### WORK INSTRUCTIONS
Copy out each line exactly as it appears.

(begin)

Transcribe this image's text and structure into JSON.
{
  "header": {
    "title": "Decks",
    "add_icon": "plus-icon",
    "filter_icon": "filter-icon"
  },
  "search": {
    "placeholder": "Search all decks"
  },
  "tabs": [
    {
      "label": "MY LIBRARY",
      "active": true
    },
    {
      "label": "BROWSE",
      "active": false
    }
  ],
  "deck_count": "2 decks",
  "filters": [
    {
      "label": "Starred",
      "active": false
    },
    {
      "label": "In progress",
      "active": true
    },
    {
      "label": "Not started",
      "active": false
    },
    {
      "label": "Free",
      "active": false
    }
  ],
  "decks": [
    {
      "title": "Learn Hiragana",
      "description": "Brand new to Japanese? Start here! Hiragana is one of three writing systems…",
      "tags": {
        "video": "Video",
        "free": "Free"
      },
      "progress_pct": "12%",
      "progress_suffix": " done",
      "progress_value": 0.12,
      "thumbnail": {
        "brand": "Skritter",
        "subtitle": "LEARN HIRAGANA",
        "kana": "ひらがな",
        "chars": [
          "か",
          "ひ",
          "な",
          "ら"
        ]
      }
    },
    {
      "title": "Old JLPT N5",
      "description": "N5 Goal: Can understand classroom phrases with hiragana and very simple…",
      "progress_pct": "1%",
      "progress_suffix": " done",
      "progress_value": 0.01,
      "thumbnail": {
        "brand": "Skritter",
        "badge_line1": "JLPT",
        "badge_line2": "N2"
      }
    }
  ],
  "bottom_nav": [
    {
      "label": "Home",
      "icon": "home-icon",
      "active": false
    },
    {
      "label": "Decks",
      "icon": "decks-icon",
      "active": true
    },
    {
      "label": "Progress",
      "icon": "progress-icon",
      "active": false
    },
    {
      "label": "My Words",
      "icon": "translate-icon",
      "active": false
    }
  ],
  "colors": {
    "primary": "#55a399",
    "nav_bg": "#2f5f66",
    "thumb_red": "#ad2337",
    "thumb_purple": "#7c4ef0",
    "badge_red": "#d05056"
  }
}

(end)

### CORRECT ANSWER
Transcribe this image's text and structure into JSON.
{
  "header": {
    "title": "Decks",
    "add_icon": "plus-icon",
    "filter_icon": "filter-icon"
  },
  "search": {
    "placeholder": "Search all decks"
  },
  "tabs": [
    {
      "label": "MY LIBRARY",
      "active": true
    },
    {
      "label": "BROWSE",
      "active": false
    }
  ],
  "deck_count": "2 decks",
  "filters": [
    {
      "label": "Starred",
      "active": false
    },
    {
      "label": "In progress",
      "active": true
    },
    {
      "label": "Not started",
      "active": false
    },
    {
      "label": "Free",
      "active": false
    }
  ],
  "decks": [
    {
      "title": "Learn Hiragana",
      "description": "Brand new to Japanese? Start here! Hiragana is one of three writing systems…",
      "tags": {
        "video": "Video",
        "free": "Free"
      },
      "progress_pct": "12%",
      "progress_suffix": " done",
      "progress_value": 0.12,
      "thumbnail": {
        "brand": "Skritter",
        "subtitle": "LEARN HIRAGANA",
        "kana": "ひらがな",
        "chars": [
          "か",
          "ひ",
          "な",
          "ら"
        ]
      }
    },
    {
      "title": "Old JLPT N5",
      "description": "N5 Goal: Can understand classroom phrases with hiragana and very simple…",
      "progress_pct": "1%",
      "progress_suffix": " done",
      "progress_value": 0.01,
      "thumbnail": {
        "brand": "Skritter",
        "badge_line1": "JLPT",
        "badge_line2": "N2"
      }
    }
  ],
  "bottom_nav": [
    {
      "label": "Home",
      "icon": "home-icon",
      "active": false
    },
    {
      "label": "Decks",
      "icon": "decks-icon",
      "active": true
    },
    {
      "label": "Progress",
      "icon": "progress-icon",
      "active": false
    },
    {
      "label": "My Words",
      "icon": "translate-icon",
      "active": false
    }
  ],
  "colors": {
    "primary": "#55a399",
    "nav_bg": "#2f5f66",
    "thumb_red": "#ad2337",
    "thumb_purple": "#7c4ef0",
    "badge_red": "#d05056"
  }
}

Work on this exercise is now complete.